» Problem details
Go through the material and copy each line in which the word "legend" shows up.

» Available data
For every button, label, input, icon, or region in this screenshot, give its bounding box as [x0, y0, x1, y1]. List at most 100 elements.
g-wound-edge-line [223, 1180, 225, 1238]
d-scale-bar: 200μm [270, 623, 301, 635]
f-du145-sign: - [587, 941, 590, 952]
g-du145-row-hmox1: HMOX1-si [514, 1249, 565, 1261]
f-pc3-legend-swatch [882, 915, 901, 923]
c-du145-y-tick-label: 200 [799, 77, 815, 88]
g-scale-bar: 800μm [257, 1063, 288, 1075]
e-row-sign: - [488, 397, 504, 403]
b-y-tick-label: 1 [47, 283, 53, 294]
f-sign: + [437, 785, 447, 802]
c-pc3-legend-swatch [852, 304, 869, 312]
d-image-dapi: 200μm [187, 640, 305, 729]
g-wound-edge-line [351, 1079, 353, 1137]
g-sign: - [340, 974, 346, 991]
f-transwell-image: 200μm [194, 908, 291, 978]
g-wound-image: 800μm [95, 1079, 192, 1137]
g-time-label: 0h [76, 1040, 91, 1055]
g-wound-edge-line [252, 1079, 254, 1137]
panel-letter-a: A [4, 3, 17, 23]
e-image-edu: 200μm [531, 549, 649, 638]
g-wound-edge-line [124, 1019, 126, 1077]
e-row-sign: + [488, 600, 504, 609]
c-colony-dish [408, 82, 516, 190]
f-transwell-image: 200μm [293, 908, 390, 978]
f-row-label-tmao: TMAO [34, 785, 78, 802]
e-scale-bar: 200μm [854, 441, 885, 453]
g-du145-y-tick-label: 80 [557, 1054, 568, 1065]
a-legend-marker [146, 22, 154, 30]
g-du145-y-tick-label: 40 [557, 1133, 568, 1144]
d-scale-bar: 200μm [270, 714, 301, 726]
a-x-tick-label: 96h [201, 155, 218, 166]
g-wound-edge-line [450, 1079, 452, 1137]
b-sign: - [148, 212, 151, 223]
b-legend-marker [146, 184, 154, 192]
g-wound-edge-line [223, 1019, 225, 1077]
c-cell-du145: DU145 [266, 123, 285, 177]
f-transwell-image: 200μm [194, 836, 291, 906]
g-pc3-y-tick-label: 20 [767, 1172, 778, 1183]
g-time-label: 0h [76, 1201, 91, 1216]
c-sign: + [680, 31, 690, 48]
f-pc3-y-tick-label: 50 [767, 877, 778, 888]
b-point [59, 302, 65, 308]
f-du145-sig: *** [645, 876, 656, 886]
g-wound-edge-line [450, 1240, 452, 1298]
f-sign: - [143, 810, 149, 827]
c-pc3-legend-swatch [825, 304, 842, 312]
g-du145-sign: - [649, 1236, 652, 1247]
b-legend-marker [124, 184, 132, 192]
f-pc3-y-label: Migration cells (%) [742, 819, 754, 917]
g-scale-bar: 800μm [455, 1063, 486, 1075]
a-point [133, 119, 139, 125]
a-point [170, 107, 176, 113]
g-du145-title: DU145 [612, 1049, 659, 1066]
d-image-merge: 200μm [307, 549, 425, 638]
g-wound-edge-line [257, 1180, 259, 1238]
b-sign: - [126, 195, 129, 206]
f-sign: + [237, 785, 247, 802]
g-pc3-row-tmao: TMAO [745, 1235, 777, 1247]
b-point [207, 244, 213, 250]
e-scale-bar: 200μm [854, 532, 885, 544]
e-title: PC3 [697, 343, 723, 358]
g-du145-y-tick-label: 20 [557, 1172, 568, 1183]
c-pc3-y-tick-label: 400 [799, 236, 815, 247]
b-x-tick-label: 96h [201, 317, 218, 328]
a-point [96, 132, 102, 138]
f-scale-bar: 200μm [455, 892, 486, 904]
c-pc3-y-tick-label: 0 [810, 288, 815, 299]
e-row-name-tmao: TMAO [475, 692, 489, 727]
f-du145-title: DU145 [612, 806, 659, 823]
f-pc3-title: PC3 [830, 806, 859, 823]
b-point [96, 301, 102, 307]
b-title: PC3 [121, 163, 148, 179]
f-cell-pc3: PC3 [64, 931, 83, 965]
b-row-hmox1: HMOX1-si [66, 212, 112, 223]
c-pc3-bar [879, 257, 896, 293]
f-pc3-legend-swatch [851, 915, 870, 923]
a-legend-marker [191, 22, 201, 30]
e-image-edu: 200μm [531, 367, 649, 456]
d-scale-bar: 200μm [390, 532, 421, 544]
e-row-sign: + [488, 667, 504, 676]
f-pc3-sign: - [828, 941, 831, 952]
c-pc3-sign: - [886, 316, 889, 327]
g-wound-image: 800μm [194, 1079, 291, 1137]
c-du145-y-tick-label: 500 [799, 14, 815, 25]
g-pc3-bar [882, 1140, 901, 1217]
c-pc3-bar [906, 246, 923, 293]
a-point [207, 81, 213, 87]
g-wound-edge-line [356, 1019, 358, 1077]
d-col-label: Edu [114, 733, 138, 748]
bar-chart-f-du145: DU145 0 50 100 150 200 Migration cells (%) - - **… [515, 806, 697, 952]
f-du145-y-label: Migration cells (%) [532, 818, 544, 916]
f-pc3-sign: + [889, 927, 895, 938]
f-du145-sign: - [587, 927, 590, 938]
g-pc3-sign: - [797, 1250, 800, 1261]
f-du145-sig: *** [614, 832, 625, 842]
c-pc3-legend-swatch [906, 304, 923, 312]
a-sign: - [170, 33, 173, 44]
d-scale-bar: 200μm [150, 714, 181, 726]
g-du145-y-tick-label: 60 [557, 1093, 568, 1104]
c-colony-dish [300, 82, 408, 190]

» Expected answer
f-pc3-legend-swatch [882, 915, 901, 923]
c-pc3-legend-swatch [852, 304, 869, 312]
a-legend-marker [146, 22, 154, 30]
b-legend-marker [146, 184, 154, 192]
c-pc3-legend-swatch [825, 304, 842, 312]
b-legend-marker [124, 184, 132, 192]
f-pc3-legend-swatch [851, 915, 870, 923]
a-legend-marker [191, 22, 201, 30]
c-pc3-legend-swatch [906, 304, 923, 312]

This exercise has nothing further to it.